**Task**: Duplicate the data below line for line, with no changes.

[Element placement data]
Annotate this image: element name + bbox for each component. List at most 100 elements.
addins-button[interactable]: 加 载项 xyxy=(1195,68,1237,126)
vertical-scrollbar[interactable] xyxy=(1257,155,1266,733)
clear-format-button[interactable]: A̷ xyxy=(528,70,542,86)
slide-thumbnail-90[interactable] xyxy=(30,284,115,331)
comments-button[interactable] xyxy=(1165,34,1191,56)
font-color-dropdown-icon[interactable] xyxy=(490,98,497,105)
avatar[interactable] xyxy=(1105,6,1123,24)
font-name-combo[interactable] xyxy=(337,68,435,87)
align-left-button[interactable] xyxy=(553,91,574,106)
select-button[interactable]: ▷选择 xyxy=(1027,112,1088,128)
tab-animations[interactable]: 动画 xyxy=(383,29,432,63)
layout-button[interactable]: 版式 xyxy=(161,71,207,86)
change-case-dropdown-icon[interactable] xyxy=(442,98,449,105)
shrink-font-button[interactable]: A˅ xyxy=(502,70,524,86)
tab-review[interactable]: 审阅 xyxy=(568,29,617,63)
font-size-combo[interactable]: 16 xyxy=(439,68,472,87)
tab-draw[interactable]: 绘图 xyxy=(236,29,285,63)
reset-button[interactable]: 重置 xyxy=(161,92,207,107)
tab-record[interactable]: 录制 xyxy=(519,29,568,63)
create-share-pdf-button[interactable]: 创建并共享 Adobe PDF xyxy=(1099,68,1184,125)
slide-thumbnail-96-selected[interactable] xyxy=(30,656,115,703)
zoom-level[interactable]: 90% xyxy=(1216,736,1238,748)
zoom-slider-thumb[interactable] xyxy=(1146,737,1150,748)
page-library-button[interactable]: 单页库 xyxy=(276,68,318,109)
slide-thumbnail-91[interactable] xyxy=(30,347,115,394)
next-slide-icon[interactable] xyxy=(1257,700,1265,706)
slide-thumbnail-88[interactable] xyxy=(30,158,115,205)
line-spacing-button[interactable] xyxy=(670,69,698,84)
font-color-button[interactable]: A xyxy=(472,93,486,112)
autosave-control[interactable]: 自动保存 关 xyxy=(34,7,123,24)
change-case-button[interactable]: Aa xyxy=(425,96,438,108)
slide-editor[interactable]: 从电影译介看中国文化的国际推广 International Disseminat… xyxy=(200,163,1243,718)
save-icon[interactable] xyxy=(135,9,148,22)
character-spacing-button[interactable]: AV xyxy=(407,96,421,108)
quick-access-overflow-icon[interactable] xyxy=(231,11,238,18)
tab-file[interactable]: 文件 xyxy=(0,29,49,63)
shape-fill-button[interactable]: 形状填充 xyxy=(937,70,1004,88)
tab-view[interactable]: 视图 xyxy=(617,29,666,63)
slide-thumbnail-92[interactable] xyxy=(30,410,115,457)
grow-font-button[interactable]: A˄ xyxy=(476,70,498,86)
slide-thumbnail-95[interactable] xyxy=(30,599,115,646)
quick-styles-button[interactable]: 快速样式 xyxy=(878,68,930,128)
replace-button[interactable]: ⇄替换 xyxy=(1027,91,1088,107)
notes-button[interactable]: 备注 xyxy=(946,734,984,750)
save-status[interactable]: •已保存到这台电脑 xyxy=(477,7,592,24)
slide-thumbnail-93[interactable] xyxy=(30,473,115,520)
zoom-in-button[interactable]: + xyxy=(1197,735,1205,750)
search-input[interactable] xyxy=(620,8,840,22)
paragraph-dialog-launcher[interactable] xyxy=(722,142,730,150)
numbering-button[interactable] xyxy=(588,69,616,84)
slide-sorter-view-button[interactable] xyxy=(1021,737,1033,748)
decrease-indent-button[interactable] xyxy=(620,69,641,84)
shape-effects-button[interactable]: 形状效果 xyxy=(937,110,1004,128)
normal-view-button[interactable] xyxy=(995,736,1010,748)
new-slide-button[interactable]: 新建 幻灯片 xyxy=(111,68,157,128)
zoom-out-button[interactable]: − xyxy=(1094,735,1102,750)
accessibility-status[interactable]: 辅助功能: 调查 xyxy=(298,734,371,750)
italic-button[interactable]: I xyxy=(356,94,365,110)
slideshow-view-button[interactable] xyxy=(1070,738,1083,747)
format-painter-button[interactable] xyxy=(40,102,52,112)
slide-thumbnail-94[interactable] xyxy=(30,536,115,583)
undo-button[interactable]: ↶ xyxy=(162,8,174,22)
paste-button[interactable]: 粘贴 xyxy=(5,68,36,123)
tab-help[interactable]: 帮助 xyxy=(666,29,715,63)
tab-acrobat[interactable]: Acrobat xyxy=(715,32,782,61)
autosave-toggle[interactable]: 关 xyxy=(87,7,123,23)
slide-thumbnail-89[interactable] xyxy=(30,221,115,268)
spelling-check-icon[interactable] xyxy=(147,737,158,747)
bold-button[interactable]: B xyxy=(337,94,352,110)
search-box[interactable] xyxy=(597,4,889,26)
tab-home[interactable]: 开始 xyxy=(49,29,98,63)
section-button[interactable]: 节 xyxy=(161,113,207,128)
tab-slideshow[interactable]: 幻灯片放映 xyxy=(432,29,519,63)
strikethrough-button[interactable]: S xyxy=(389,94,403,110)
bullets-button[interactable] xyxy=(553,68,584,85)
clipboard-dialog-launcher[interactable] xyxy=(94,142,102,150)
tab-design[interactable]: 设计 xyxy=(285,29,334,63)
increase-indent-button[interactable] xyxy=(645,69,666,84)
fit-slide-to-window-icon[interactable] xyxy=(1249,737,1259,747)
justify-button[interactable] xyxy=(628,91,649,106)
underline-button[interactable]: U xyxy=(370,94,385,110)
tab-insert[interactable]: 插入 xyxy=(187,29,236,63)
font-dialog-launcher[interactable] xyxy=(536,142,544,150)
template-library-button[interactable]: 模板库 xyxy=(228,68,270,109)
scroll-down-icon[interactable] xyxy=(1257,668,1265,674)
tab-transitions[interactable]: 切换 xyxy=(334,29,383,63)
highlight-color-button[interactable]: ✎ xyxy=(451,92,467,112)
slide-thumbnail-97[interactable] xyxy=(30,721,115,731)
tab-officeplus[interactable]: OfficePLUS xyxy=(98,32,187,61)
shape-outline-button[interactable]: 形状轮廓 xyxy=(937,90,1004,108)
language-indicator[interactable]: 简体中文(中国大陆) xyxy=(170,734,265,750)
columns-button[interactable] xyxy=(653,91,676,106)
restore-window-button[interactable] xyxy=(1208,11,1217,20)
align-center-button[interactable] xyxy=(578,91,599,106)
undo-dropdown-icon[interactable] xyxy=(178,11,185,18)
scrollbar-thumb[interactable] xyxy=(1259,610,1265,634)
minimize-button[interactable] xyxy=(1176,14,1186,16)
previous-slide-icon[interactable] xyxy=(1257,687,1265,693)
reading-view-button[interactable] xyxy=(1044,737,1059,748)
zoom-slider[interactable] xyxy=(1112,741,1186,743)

**Result for this task**:
Annotate this image: element name + bbox for each component. List at most 100 elements.
addins-button[interactable]: 加 载项 xyxy=(1195,68,1237,126)
vertical-scrollbar[interactable] xyxy=(1257,155,1266,733)
clear-format-button[interactable]: A̷ xyxy=(528,70,542,86)
slide-thumbnail-90[interactable] xyxy=(30,284,115,331)
comments-button[interactable] xyxy=(1165,34,1191,56)
font-color-dropdown-icon[interactable] xyxy=(490,98,497,105)
avatar[interactable] xyxy=(1105,6,1123,24)
font-name-combo[interactable] xyxy=(337,68,435,87)
align-left-button[interactable] xyxy=(553,91,574,106)
select-button[interactable]: ▷选择 xyxy=(1027,112,1088,128)
tab-animations[interactable]: 动画 xyxy=(383,29,432,63)
layout-button[interactable]: 版式 xyxy=(161,71,207,86)
change-case-dropdown-icon[interactable] xyxy=(442,98,449,105)
shrink-font-button[interactable]: A˅ xyxy=(502,70,524,86)
tab-review[interactable]: 审阅 xyxy=(568,29,617,63)
font-size-combo[interactable]: 16 xyxy=(439,68,472,87)
tab-draw[interactable]: 绘图 xyxy=(236,29,285,63)
reset-button[interactable]: 重置 xyxy=(161,92,207,107)
tab-record[interactable]: 录制 xyxy=(519,29,568,63)
create-share-pdf-button[interactable]: 创建并共享 Adobe PDF xyxy=(1099,68,1184,125)
slide-thumbnail-96-selected[interactable] xyxy=(30,656,115,703)
zoom-level[interactable]: 90% xyxy=(1216,736,1238,748)
zoom-slider-thumb[interactable] xyxy=(1146,737,1150,748)
page-library-button[interactable]: 单页库 xyxy=(276,68,318,109)
slide-thumbnail-91[interactable] xyxy=(30,347,115,394)
next-slide-icon[interactable] xyxy=(1257,700,1265,706)
slide-thumbnail-88[interactable] xyxy=(30,158,115,205)
line-spacing-button[interactable] xyxy=(670,69,698,84)
font-color-button[interactable]: A xyxy=(472,93,486,112)
autosave-control[interactable]: 自动保存 关 xyxy=(34,7,123,24)
change-case-button[interactable]: Aa xyxy=(425,96,438,108)
slide-editor[interactable]: 从电影译介看中国文化的国际推广 International Disseminat… xyxy=(200,163,1243,718)
save-icon[interactable] xyxy=(135,9,148,22)
character-spacing-button[interactable]: AV xyxy=(407,96,421,108)
quick-access-overflow-icon[interactable] xyxy=(231,11,238,18)
tab-file[interactable]: 文件 xyxy=(0,29,49,63)
shape-fill-button[interactable]: 形状填充 xyxy=(937,70,1004,88)
tab-view[interactable]: 视图 xyxy=(617,29,666,63)
slide-thumbnail-92[interactable] xyxy=(30,410,115,457)
grow-font-button[interactable]: A˄ xyxy=(476,70,498,86)
slide-thumbnail-95[interactable] xyxy=(30,599,115,646)
quick-styles-button[interactable]: 快速样式 xyxy=(878,68,930,128)
replace-button[interactable]: ⇄替换 xyxy=(1027,91,1088,107)
notes-button[interactable]: 备注 xyxy=(946,734,984,750)
save-status[interactable]: •已保存到这台电脑 xyxy=(477,7,592,24)
slide-thumbnail-93[interactable] xyxy=(30,473,115,520)
zoom-in-button[interactable]: + xyxy=(1197,735,1205,750)
search-input[interactable] xyxy=(620,8,840,22)
paragraph-dialog-launcher[interactable] xyxy=(722,142,730,150)
numbering-button[interactable] xyxy=(588,69,616,84)
slide-sorter-view-button[interactable] xyxy=(1021,737,1033,748)
decrease-indent-button[interactable] xyxy=(620,69,641,84)
shape-effects-button[interactable]: 形状效果 xyxy=(937,110,1004,128)
normal-view-button[interactable] xyxy=(995,736,1010,748)
new-slide-button[interactable]: 新建 幻灯片 xyxy=(111,68,157,128)
zoom-out-button[interactable]: − xyxy=(1094,735,1102,750)
accessibility-status[interactable]: 辅助功能: 调查 xyxy=(298,734,371,750)
italic-button[interactable]: I xyxy=(356,94,365,110)
slideshow-view-button[interactable] xyxy=(1070,738,1083,747)
format-painter-button[interactable] xyxy=(40,102,52,112)
slide-thumbnail-94[interactable] xyxy=(30,536,115,583)
undo-button[interactable]: ↶ xyxy=(162,8,174,22)
paste-button[interactable]: 粘贴 xyxy=(5,68,36,123)
tab-help[interactable]: 帮助 xyxy=(666,29,715,63)
tab-acrobat[interactable]: Acrobat xyxy=(715,32,782,61)
autosave-toggle[interactable]: 关 xyxy=(87,7,123,23)
slide-thumbnail-89[interactable] xyxy=(30,221,115,268)
spelling-check-icon[interactable] xyxy=(147,737,158,747)
bold-button[interactable]: B xyxy=(337,94,352,110)
search-box[interactable] xyxy=(597,4,889,26)
tab-home[interactable]: 开始 xyxy=(49,29,98,63)
section-button[interactable]: 节 xyxy=(161,113,207,128)
tab-slideshow[interactable]: 幻灯片放映 xyxy=(432,29,519,63)
strikethrough-button[interactable]: S xyxy=(389,94,403,110)
bullets-button[interactable] xyxy=(553,68,584,85)
clipboard-dialog-launcher[interactable] xyxy=(94,142,102,150)
tab-design[interactable]: 设计 xyxy=(285,29,334,63)
increase-indent-button[interactable] xyxy=(645,69,666,84)
fit-slide-to-window-icon[interactable] xyxy=(1249,737,1259,747)
justify-button[interactable] xyxy=(628,91,649,106)
underline-button[interactable]: U xyxy=(370,94,385,110)
tab-insert[interactable]: 插入 xyxy=(187,29,236,63)
font-dialog-launcher[interactable] xyxy=(536,142,544,150)
template-library-button[interactable]: 模板库 xyxy=(228,68,270,109)
scroll-down-icon[interactable] xyxy=(1257,668,1265,674)
tab-transitions[interactable]: 切换 xyxy=(334,29,383,63)
highlight-color-button[interactable]: ✎ xyxy=(451,92,467,112)
slide-thumbnail-97[interactable] xyxy=(30,721,115,731)
tab-officeplus[interactable]: OfficePLUS xyxy=(98,32,187,61)
shape-outline-button[interactable]: 形状轮廓 xyxy=(937,90,1004,108)
language-indicator[interactable]: 简体中文(中国大陆) xyxy=(170,734,265,750)
columns-button[interactable] xyxy=(653,91,676,106)
restore-window-button[interactable] xyxy=(1208,11,1217,20)
align-center-button[interactable] xyxy=(578,91,599,106)
undo-dropdown-icon[interactable] xyxy=(178,11,185,18)
scrollbar-thumb[interactable] xyxy=(1259,610,1265,634)
minimize-button[interactable] xyxy=(1176,14,1186,16)
previous-slide-icon[interactable] xyxy=(1257,687,1265,693)
reading-view-button[interactable] xyxy=(1044,737,1059,748)
zoom-slider[interactable] xyxy=(1112,741,1186,743)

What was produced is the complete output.